Ontolog Forum
Ontology Summit 2014: (Track-D) "Tackling the Variety Problem in Big Data" Synthesis
Track Co-champions: Ken Baclawski and Anne Thessen
Mission Statement
Track D will discuss the integration of ontologies with Big Data. The focus will be on those aspects of Big Data that are most likely to benefit from the use of ontologies, primarily the problem of managing the complexity and variety of the data being processed and analyzed. Here are some of the sources of complexity and variety that will form the starting point for the discussion:
- Background knowledge of the domain within which the data is being produced, processed and analyzed
- Dealing with information requirements
- Data governance, including ingestion management
- The structure of the data
- This is especially important for the columnar databases commonly used in Big Data.
- Provenance of the data, including any transformations, analyses and interpretations of the data that have been performed
- Processing workflows, including merging and mapping data from multiple sources
- Privacy concerns
The mission of the track is:
- Identify potential solutions for tackling the sources of complexity and variety in Big Data.
- Develop specific use cases for the integration of ontologies with Big Data tools and techniques to tackle the variety problem.
Track Plan and Deliverables
- Elaborate the list of sources of Big Data variety that have the greatest potential for benefiting from the use of ontologies.
- Identify potential solutions for the list developed in the first phase.
- Find examples Big Data projects for which we can propose how ontology techniques can be applied to the project.
Express these as use cases for ontologies in Big Data.
- Develop the write-up (a section) that synthesizes the results of
the discourse in this track as a contribution to the OntologySummit2014.Communique.
- Gather citations to relevant resources for the OntologySummit2014_CommunityResources library.
see also: OntologySummit2014_Tackling_Variety_in_BigData_CommunityInput
Sessions
Draft Synthesis
Big Data has emerged as a field that can address important societal and commercial needs. Big Data is distinguished from traditional data processing when one or more of volume, velocity and variety are so large and complicated that traditional techniques are inadequate. Ontologies have the potential for a significant impact on Big Data. We have identified a number of ways that ontologies and semantic technologies could benefit Big Data.
One of the more traditional, but still very important, uses of ontologies in data analytics is to formalize the domain. Usually this takes the form of a taxonomy of vocabulary terms, but increasingly these taxonomies are being enhanced with properties and axioms. There are a number of difficulties (which could also be viewed as opportunities) with the use of ontologies for domain formalization include:
- Existing ontologies are usually insufficient for an application and must be
extended.

.....

• _CHALLENGES_:
1: Update the Track D page: reproduce everything from "- Find examples" down to "ontologies in Big Data.", replacing "use cases" with "scenarios".
2: List each source of complexity and variety that the Track D page names as a starting point for the discussion.

.....

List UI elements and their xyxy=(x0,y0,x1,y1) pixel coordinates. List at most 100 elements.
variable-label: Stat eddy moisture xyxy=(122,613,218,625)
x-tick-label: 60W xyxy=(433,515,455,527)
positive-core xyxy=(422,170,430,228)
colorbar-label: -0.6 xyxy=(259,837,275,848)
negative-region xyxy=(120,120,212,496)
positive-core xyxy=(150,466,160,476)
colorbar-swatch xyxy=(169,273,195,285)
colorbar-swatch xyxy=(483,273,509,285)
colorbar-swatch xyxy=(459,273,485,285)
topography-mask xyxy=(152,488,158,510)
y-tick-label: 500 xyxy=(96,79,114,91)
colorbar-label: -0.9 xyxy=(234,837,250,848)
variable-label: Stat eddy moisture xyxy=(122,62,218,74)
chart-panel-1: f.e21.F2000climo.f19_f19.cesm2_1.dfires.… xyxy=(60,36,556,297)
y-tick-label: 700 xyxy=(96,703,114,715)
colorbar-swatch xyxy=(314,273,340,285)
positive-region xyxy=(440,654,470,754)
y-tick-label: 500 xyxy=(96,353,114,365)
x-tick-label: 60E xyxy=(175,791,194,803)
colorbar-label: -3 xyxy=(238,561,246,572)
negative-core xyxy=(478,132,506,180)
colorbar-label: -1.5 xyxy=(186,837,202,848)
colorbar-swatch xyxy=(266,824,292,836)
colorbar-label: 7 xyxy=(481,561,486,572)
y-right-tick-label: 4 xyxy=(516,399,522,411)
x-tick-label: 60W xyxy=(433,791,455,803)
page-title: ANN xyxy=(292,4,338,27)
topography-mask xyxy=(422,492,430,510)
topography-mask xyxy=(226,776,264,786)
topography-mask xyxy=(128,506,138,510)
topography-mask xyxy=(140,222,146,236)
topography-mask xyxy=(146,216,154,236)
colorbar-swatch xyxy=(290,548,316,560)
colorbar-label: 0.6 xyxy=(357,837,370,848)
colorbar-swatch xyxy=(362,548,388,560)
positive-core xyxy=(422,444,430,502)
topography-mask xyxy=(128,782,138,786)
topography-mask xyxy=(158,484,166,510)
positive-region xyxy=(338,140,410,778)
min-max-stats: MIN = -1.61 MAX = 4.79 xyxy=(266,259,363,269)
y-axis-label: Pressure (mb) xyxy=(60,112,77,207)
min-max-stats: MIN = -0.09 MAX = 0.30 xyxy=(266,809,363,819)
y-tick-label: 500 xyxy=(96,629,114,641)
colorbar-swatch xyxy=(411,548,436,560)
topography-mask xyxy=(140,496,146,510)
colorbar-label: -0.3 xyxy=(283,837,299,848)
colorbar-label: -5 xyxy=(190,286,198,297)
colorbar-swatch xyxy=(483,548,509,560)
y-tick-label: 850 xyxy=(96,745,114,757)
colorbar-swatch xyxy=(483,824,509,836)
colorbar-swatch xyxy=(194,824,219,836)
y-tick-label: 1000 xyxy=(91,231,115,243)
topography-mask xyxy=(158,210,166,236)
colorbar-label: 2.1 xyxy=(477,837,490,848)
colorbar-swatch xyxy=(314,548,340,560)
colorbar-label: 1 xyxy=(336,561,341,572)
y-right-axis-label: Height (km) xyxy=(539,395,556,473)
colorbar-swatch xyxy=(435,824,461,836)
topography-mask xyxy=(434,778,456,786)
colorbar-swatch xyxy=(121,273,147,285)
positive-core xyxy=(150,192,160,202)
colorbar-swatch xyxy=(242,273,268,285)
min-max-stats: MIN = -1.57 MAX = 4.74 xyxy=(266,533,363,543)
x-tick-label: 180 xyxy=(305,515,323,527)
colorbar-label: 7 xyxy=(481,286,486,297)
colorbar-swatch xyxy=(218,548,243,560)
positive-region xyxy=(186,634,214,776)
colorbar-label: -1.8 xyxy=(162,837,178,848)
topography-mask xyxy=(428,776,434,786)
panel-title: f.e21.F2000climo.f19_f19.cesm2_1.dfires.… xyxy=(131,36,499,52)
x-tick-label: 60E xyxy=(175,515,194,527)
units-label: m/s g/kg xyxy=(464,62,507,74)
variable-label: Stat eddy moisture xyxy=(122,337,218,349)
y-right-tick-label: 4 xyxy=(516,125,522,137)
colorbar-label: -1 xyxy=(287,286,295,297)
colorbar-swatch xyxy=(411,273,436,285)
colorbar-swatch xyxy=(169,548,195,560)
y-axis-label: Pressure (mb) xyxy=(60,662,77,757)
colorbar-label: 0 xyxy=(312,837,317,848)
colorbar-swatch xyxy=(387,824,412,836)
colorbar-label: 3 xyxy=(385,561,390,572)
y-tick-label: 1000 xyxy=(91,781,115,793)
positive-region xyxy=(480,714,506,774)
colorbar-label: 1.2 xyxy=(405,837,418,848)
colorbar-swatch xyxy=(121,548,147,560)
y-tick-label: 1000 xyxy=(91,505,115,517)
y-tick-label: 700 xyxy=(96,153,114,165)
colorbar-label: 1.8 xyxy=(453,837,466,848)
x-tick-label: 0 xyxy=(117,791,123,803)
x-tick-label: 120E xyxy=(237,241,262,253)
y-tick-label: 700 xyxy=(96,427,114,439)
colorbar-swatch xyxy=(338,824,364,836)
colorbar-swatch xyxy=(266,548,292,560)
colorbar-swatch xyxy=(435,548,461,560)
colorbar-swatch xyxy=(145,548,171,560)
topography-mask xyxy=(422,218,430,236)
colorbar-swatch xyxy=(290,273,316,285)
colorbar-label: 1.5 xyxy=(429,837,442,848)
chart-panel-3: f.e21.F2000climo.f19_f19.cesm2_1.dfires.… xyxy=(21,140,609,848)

.....

• _RESULTS BY TASK_:
1:
- Find examples Big Data projects for which we can propose how ontology techniques can be applied to the project.
Express these as scenarios for ontologies in Big Data.

2:
- Background knowledge of the domain within which the data is being produced, processed and analyzed
- Dealing with information requirements
- Data governance, including ingestion management
- The structure of the data
- Provenance of the data, including any transformations, analyses and interpretations of the data that have been performed
- Processing workflows, including merging and mapping data from multiple sources
- Privacy concerns